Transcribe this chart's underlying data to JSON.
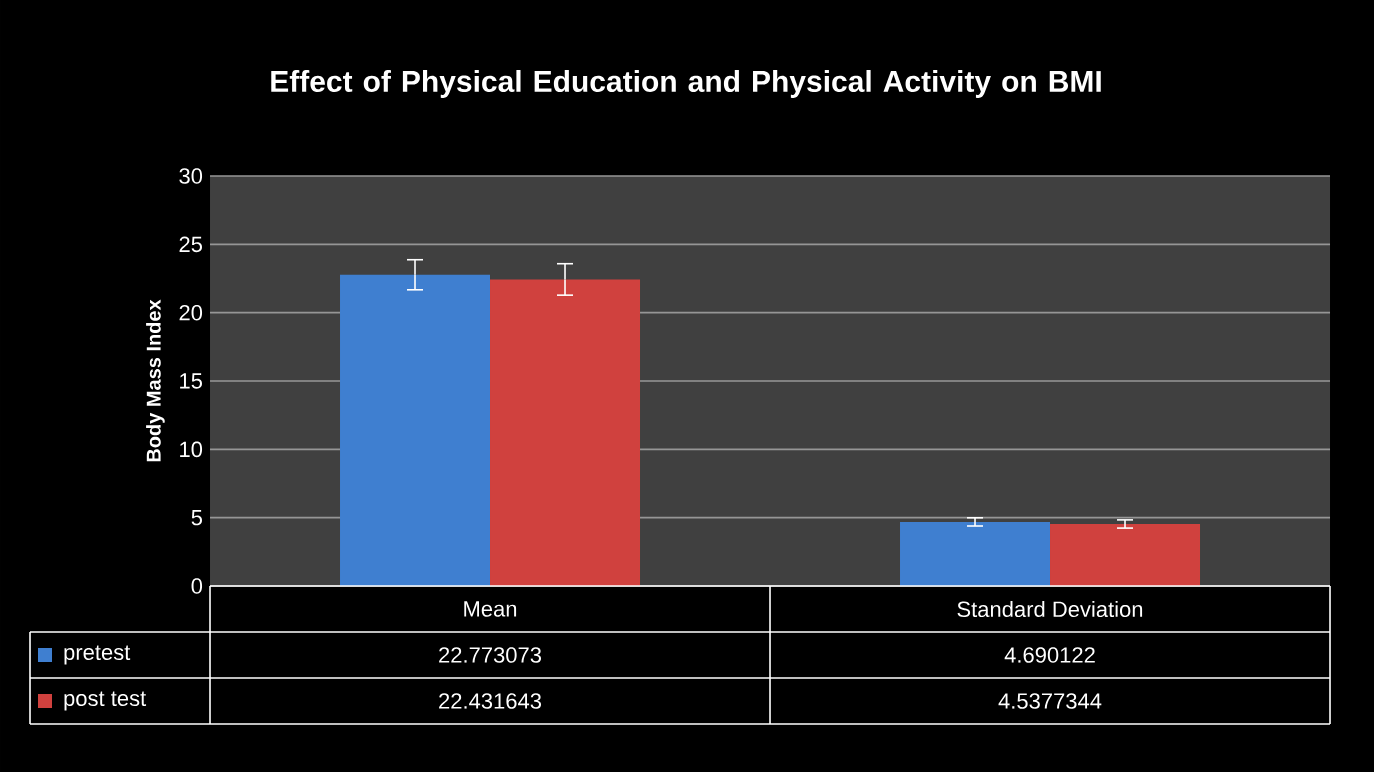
{
  "chart_data": {
    "type": "bar",
    "title": "Effect of Physical Education and Physical Activity on BMI",
    "ylabel": "Body Mass Index",
    "categories": [
      "Mean",
      "Standard Deviation"
    ],
    "series": [
      {
        "name": "pretest",
        "color": "#3f7fd0",
        "values": [
          22.773073,
          4.690122
        ],
        "errors": [
          1.1,
          0.3
        ]
      },
      {
        "name": "post test",
        "color": "#d0413e",
        "values": [
          22.431643,
          4.5377344
        ],
        "errors": [
          1.15,
          0.3
        ]
      }
    ],
    "ylim": [
      0,
      30
    ],
    "yticks": [
      0,
      5,
      10,
      15,
      20,
      25,
      30
    ],
    "grid": "y",
    "legend": "bottom",
    "data_labels": true
  }
}
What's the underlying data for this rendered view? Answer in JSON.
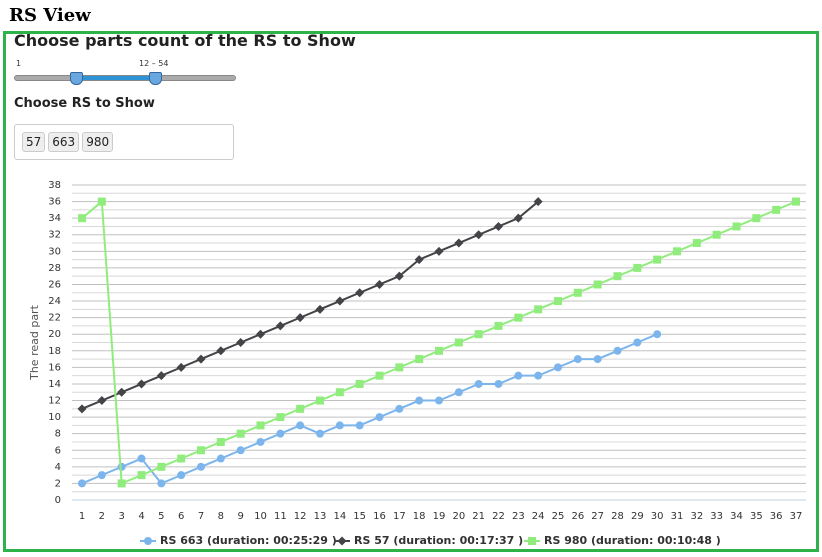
{
  "header": {
    "title": "RS View"
  },
  "controls": {
    "parts_heading": "Choose parts count of the RS to Show",
    "slider_min_label": "1",
    "slider_range_label": "12 – 54",
    "rs_heading": "Choose RS to Show",
    "tags": [
      "57",
      "663",
      "980"
    ]
  },
  "chart_data": {
    "type": "line",
    "y_label": "The read part",
    "categories": [
      1,
      2,
      3,
      4,
      5,
      6,
      7,
      8,
      9,
      10,
      11,
      12,
      13,
      14,
      15,
      16,
      17,
      18,
      19,
      20,
      21,
      22,
      23,
      24,
      25,
      26,
      27,
      28,
      29,
      30,
      31,
      32,
      33,
      34,
      35,
      36,
      37
    ],
    "ylim": [
      0,
      38
    ],
    "yticks": [
      0,
      2,
      4,
      6,
      8,
      10,
      12,
      14,
      16,
      18,
      20,
      22,
      24,
      26,
      28,
      30,
      32,
      34,
      36,
      38
    ],
    "minor_yticks": [
      1,
      3,
      5,
      7,
      9,
      11,
      13,
      15,
      17,
      19,
      21,
      23,
      25,
      27,
      29,
      31,
      33,
      35,
      37
    ],
    "grid": true,
    "legend": "bottom",
    "series": [
      {
        "name": "RS 663 (duration: 00:25:29 )",
        "color": "#7cb5ec",
        "marker": "circle",
        "values": [
          2,
          3,
          4,
          5,
          2,
          3,
          4,
          5,
          6,
          7,
          8,
          9,
          8,
          9,
          9,
          10,
          11,
          12,
          12,
          13,
          14,
          14,
          15,
          15,
          16,
          17,
          17,
          18,
          19,
          20,
          null,
          null,
          null,
          null,
          null,
          null,
          null
        ]
      },
      {
        "name": "RS 57 (duration: 00:17:37 )",
        "color": "#434348",
        "marker": "diamond",
        "values": [
          11,
          12,
          13,
          14,
          15,
          16,
          17,
          18,
          19,
          20,
          21,
          22,
          23,
          24,
          25,
          26,
          27,
          29,
          30,
          31,
          32,
          33,
          34,
          36,
          null,
          null,
          null,
          null,
          null,
          null,
          null,
          null,
          null,
          null,
          null,
          null,
          null
        ]
      },
      {
        "name": "RS 980 (duration: 00:10:48 )",
        "color": "#90ed7d",
        "marker": "square",
        "values": [
          34,
          36,
          2,
          3,
          4,
          5,
          6,
          7,
          8,
          9,
          10,
          11,
          12,
          13,
          14,
          15,
          16,
          17,
          18,
          19,
          20,
          21,
          22,
          23,
          24,
          25,
          26,
          27,
          28,
          29,
          30,
          31,
          32,
          33,
          34,
          35,
          36
        ]
      }
    ]
  }
}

□ □ □ □

# WORK REQUIRED:
Extract, from the listing above, every line where the string "marker" occurs.

# SOLVED PROBLEM:
        "marker": "circle",
        "marker": "diamond",
        "marker": "square",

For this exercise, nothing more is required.